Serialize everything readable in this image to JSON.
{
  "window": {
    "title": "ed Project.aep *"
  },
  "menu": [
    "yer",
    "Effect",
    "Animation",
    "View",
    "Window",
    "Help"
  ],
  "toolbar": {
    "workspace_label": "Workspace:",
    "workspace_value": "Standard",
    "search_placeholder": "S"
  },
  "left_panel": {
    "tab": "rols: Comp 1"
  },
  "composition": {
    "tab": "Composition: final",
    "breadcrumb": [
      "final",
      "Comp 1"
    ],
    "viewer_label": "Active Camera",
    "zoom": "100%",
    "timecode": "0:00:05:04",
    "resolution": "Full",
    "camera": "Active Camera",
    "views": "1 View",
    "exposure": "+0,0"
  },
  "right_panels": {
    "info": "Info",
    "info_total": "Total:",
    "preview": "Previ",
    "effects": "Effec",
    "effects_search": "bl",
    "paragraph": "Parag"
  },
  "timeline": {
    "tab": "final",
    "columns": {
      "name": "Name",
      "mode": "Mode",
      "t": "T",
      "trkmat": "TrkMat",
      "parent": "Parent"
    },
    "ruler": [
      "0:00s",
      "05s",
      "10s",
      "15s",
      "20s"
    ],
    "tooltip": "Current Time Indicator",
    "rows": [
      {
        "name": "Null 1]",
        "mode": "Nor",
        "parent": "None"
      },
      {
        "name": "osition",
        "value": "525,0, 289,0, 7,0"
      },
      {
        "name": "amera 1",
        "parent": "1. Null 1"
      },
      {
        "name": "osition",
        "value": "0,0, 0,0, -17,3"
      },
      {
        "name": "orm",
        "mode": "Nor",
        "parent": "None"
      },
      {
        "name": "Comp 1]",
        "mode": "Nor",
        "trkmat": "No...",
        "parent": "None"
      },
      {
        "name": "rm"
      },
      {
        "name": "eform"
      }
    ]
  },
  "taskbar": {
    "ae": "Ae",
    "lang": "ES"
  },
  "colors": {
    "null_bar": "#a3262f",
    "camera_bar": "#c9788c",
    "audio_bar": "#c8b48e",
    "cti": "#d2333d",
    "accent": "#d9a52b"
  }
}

--------------------------------

▶ Problem to work on:
Reproduce each line of the material above precisely.

▶ Task solution:
Serialize everything readable in this image to JSON.
{
  "window": {
    "title": "ed Project.aep *"
  },
  "menu": [
    "yer",
    "Effect",
    "Animation",
    "View",
    "Window",
    "Help"
  ],
  "toolbar": {
    "workspace_label": "Workspace:",
    "workspace_value": "Standard",
    "search_placeholder": "S"
  },
  "left_panel": {
    "tab": "rols: Comp 1"
  },
  "composition": {
    "tab": "Composition: final",
    "breadcrumb": [
      "final",
      "Comp 1"
    ],
    "viewer_label": "Active Camera",
    "zoom": "100%",
    "timecode": "0:00:05:04",
    "resolution": "Full",
    "camera": "Active Camera",
    "views": "1 View",
    "exposure": "+0,0"
  },
  "right_panels": {
    "info": "Info",
    "info_total": "Total:",
    "preview": "Previ",
    "effects": "Effec",
    "effects_search": "bl",
    "paragraph": "Parag"
  },
  "timeline": {
    "tab": "final",
    "columns": {
      "name": "Name",
      "mode": "Mode",
      "t": "T",
      "trkmat": "TrkMat",
      "parent": "Parent"
    },
    "ruler": [
      "0:00s",
      "05s",
      "10s",
      "15s",
      "20s"
    ],
    "tooltip": "Current Time Indicator",
    "rows": [
      {
        "name": "Null 1]",
        "mode": "Nor",
        "parent": "None"
      },
      {
        "name": "osition",
        "value": "525,0, 289,0, 7,0"
      },
      {
        "name": "amera 1",
        "parent": "1. Null 1"
      },
      {
        "name": "osition",
        "value": "0,0, 0,0, -17,3"
      },
      {
        "name": "orm",
        "mode": "Nor",
        "parent": "None"
      },
      {
        "name": "Comp 1]",
        "mode": "Nor",
        "trkmat": "No...",
        "parent": "None"
      },
      {
        "name": "rm"
      },
      {
        "name": "eform"
      }
    ]
  },
  "taskbar": {
    "ae": "Ae",
    "lang": "ES"
  },
  "colors": {
    "null_bar": "#a3262f",
    "camera_bar": "#c9788c",
    "audio_bar": "#c8b48e",
    "cti": "#d2333d",
    "accent": "#d9a52b"
  }
}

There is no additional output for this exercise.